## THE DATA

>> begin

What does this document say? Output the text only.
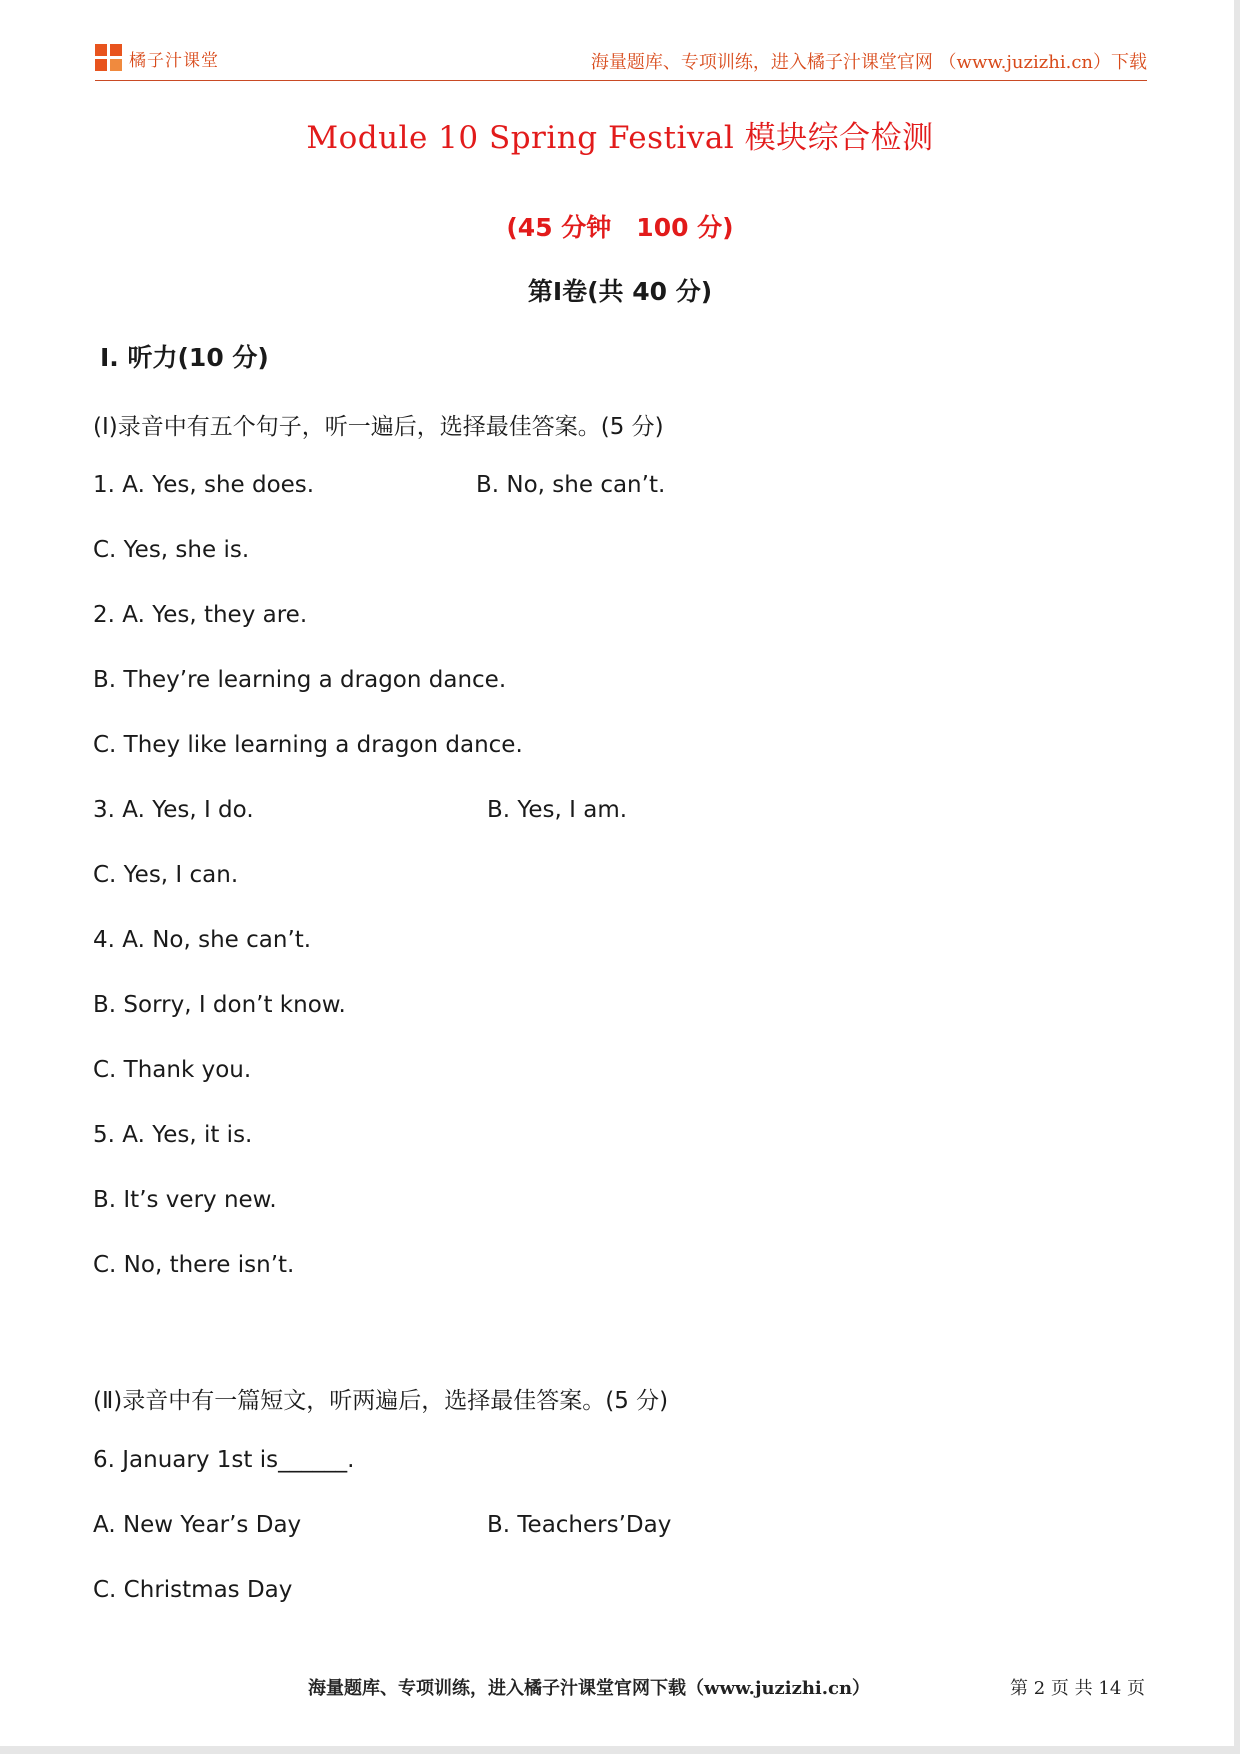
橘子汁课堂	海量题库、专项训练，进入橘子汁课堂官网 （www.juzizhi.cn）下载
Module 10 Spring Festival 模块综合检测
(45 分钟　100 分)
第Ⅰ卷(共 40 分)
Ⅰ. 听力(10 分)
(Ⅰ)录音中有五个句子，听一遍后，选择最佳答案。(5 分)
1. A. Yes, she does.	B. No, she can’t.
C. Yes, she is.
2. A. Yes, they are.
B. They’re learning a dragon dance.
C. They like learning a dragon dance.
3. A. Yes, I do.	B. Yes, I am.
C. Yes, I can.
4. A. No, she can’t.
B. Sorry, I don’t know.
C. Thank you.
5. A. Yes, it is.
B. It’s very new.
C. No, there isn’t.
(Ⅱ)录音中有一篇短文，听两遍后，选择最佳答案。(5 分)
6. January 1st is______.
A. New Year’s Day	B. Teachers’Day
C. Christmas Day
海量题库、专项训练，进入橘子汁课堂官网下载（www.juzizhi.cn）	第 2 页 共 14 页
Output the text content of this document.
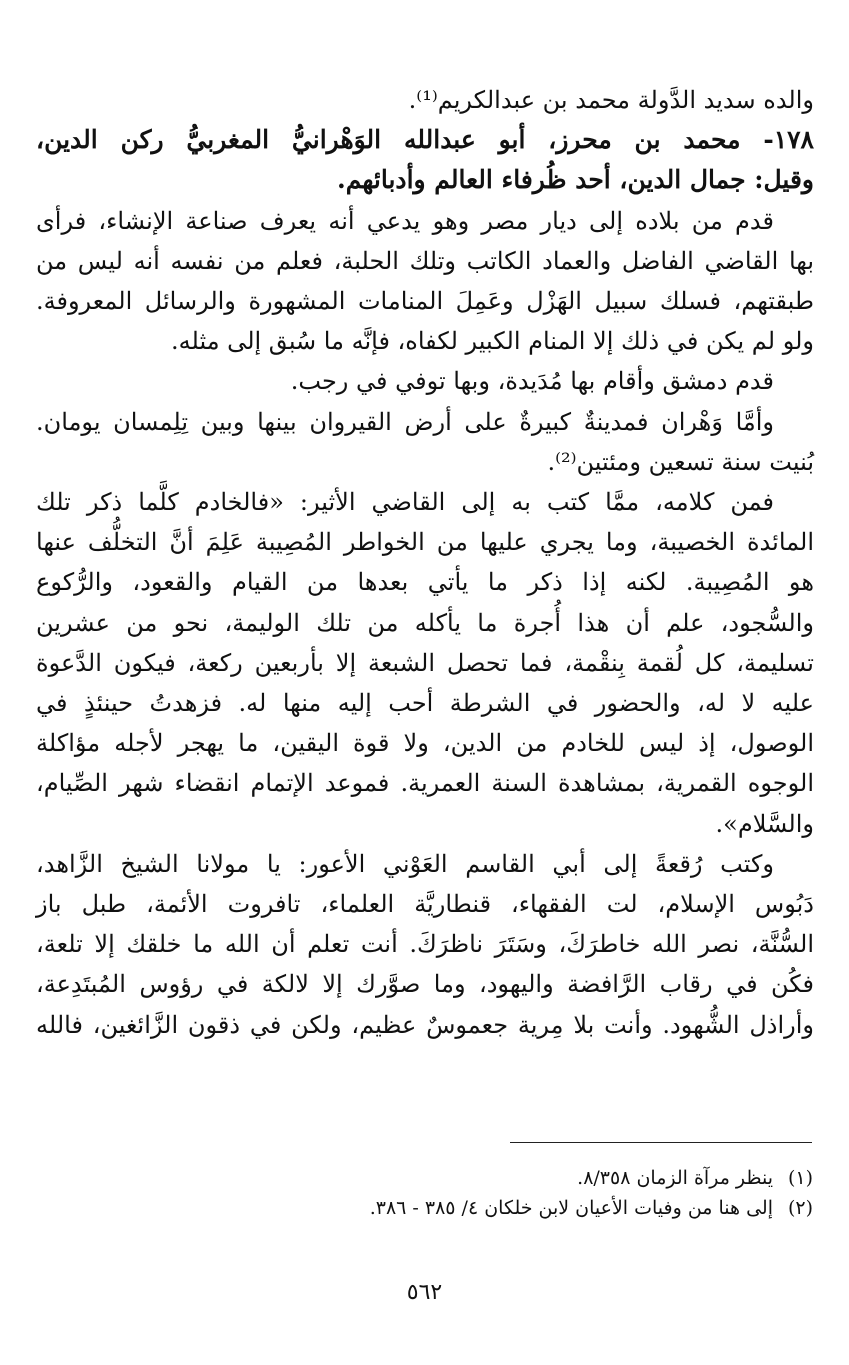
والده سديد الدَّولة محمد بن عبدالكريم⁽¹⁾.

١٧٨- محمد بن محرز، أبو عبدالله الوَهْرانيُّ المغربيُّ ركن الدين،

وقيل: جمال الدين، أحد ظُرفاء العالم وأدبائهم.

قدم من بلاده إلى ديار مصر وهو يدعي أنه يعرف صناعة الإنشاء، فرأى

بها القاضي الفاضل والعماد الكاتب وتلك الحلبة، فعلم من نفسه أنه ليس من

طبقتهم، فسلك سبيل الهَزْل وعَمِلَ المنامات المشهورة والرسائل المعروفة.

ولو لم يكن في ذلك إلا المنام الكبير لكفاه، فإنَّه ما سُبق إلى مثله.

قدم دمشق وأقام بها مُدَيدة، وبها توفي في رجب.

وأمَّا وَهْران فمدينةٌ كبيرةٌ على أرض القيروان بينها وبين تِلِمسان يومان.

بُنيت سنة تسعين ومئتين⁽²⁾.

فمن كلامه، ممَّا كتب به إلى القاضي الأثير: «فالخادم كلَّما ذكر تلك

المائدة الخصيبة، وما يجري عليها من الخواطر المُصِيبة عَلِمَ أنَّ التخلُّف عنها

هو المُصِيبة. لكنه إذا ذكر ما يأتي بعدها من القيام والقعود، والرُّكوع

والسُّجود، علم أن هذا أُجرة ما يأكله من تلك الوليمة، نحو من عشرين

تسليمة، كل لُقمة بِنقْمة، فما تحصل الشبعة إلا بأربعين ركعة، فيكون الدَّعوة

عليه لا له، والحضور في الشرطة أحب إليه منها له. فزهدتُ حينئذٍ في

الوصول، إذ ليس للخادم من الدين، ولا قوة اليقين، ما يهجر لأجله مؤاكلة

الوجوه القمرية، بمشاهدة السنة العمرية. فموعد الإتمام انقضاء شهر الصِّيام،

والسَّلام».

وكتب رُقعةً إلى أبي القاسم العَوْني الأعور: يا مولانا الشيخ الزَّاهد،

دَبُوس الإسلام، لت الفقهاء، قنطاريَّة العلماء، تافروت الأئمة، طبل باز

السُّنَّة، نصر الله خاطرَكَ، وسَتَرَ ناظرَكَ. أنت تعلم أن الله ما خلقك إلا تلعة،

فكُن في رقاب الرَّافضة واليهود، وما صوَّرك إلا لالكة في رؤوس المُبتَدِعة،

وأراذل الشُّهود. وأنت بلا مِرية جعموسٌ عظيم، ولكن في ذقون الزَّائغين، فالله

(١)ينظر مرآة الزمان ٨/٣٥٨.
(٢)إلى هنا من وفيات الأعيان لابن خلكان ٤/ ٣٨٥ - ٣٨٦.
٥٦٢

>> end

## GOAL
From the records above, how many lines include the word "选择最佳答案"? Only the number is wanted.

## SOLUTION BELOW
2